● **DATA EXTRACT**:
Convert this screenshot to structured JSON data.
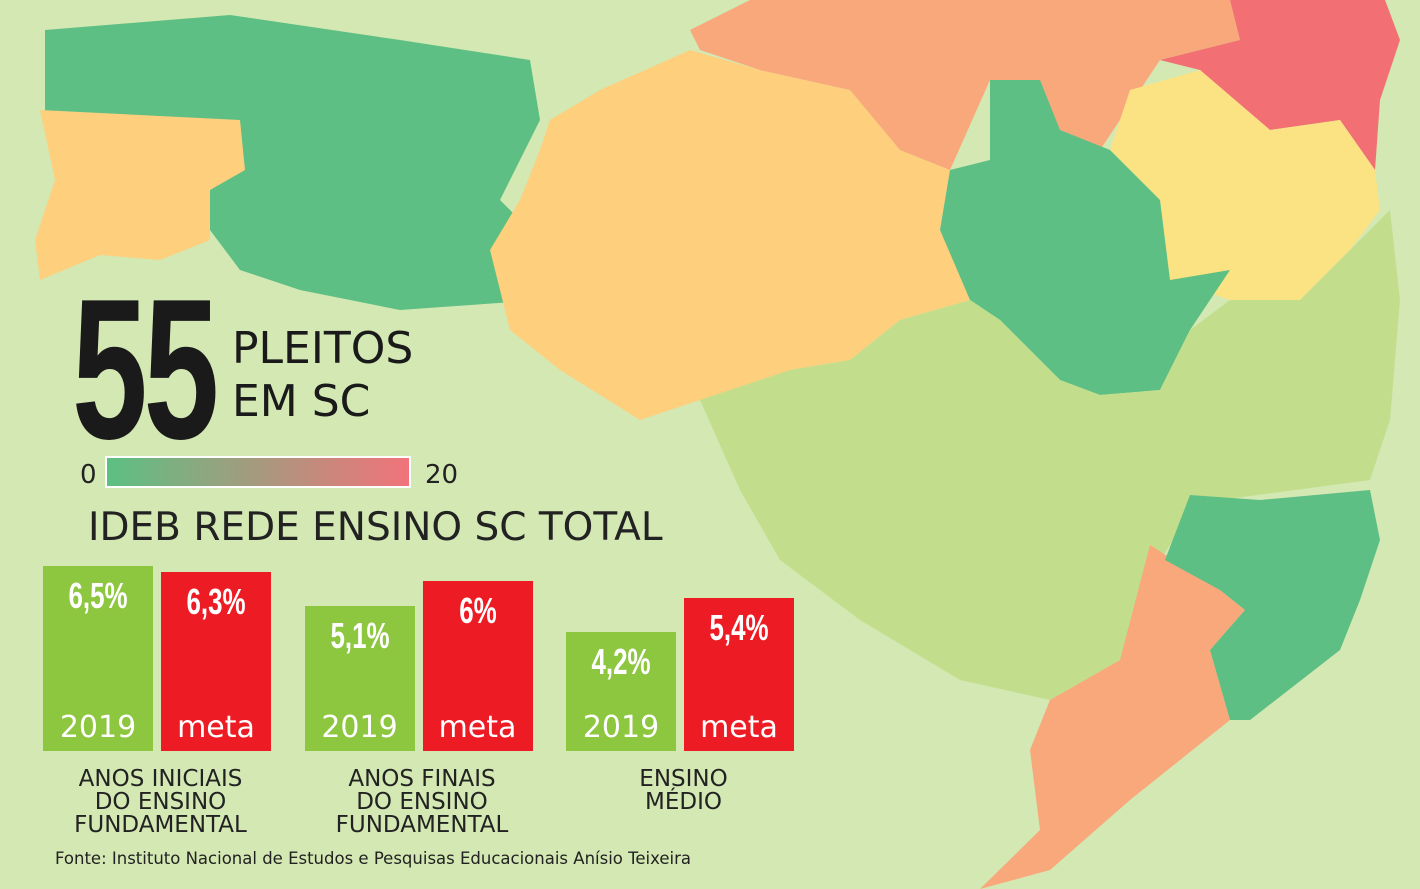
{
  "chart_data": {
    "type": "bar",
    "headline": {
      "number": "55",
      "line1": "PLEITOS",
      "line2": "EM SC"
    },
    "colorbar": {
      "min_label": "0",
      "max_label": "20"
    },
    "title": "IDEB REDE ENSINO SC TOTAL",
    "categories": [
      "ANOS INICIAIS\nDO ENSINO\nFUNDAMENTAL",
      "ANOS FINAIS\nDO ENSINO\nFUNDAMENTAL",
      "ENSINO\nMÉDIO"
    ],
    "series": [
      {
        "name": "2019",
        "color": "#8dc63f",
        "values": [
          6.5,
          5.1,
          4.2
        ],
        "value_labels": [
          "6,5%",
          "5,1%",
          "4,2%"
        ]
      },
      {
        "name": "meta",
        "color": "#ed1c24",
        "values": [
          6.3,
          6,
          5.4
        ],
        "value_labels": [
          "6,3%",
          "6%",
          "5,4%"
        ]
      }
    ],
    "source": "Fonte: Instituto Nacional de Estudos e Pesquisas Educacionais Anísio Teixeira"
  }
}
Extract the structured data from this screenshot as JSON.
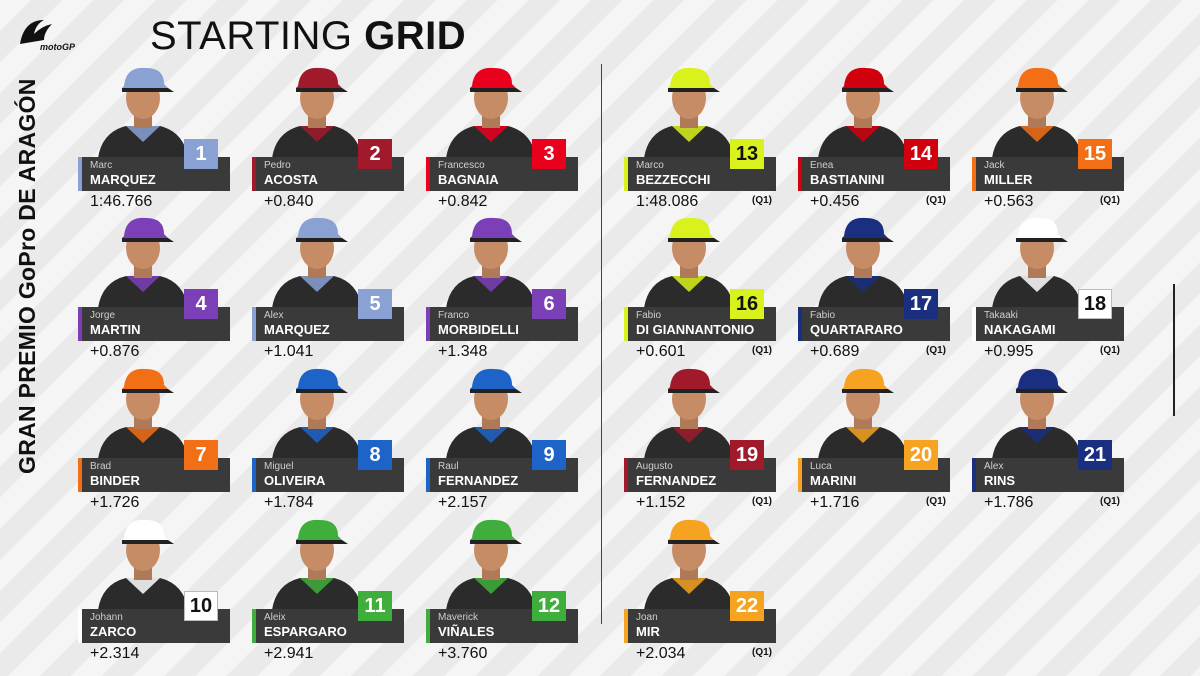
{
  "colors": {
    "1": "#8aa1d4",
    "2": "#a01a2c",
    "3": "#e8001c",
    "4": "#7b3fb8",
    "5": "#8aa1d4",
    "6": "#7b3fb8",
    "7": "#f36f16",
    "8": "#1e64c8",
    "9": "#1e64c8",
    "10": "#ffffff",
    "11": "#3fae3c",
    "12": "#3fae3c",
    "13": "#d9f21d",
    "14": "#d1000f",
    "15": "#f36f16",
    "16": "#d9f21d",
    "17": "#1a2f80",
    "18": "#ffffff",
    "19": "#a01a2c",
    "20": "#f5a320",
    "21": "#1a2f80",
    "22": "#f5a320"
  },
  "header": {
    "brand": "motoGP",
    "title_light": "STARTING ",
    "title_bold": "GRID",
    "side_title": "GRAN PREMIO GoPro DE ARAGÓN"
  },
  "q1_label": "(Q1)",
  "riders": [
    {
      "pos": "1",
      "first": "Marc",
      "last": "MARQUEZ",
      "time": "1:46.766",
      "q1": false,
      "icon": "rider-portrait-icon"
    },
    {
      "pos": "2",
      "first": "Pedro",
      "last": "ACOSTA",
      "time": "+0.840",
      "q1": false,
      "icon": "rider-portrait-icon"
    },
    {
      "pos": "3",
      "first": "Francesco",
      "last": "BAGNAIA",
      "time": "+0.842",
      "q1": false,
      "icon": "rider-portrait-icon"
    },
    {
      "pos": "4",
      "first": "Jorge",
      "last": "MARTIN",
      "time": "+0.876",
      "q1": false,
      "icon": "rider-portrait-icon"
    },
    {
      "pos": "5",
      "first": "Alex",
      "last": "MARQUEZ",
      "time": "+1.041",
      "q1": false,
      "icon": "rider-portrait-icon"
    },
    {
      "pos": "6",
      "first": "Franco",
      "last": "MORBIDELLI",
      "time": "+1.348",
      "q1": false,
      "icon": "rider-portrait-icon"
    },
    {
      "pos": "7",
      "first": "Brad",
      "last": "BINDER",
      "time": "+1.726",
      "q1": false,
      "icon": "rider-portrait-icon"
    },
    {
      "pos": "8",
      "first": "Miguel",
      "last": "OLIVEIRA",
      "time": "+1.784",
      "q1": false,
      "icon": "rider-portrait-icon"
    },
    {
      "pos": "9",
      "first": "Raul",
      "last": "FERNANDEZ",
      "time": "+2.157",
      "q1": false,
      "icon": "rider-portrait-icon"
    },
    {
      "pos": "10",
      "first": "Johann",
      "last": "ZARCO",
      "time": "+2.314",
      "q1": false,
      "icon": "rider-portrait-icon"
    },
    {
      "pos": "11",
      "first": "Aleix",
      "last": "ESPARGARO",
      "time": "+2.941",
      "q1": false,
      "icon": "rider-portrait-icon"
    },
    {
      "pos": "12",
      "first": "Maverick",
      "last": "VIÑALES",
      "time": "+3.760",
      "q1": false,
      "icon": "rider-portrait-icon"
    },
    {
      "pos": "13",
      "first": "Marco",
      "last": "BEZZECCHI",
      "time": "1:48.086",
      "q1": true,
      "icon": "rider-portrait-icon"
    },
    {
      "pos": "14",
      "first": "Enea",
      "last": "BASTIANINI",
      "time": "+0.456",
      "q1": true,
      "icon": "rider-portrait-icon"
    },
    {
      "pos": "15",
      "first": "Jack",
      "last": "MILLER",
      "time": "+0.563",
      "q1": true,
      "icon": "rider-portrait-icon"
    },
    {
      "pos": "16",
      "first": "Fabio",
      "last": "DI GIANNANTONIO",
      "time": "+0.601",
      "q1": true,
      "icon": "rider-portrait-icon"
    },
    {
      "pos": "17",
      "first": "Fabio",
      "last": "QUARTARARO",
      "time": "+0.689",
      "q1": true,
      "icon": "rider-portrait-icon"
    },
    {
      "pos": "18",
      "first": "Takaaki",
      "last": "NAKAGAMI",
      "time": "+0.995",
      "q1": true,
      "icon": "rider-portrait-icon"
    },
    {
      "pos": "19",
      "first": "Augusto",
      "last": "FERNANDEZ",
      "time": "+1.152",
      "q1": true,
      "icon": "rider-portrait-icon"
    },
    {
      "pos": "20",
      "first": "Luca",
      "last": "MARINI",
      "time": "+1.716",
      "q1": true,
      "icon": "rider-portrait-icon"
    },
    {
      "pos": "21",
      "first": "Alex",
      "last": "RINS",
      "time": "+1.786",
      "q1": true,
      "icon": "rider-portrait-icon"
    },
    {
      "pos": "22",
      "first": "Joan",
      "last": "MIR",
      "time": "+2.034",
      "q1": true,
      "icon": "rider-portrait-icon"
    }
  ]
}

---

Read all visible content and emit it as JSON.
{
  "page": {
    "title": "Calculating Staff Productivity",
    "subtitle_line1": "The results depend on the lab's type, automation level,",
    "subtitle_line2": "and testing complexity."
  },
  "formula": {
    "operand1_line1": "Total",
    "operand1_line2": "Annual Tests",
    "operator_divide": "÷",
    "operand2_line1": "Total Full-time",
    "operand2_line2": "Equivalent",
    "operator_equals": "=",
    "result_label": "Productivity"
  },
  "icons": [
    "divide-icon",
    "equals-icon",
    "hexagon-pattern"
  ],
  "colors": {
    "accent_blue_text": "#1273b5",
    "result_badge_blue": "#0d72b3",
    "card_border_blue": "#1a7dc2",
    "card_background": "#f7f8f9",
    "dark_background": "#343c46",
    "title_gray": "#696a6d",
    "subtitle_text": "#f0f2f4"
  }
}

---

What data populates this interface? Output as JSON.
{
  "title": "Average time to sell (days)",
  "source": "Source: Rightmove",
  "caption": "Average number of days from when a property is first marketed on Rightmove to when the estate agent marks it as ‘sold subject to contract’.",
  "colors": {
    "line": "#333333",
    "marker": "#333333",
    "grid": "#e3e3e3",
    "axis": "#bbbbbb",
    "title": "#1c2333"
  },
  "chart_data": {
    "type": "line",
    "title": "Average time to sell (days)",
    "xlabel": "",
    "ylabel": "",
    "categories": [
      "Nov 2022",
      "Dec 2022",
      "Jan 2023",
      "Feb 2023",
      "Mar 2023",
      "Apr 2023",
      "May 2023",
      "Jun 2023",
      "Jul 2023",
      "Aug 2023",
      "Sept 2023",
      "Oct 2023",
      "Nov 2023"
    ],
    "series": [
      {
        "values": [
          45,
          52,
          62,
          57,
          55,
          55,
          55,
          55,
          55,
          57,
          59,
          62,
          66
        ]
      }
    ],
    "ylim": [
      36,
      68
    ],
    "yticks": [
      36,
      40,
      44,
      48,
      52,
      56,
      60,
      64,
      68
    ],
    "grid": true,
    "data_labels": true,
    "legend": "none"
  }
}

● **EXERCISE INSTRUCTIONS**:
Say how many lines of the material contain the word "from", with no other text.

● **RESPONSE TO THE TASK**:
2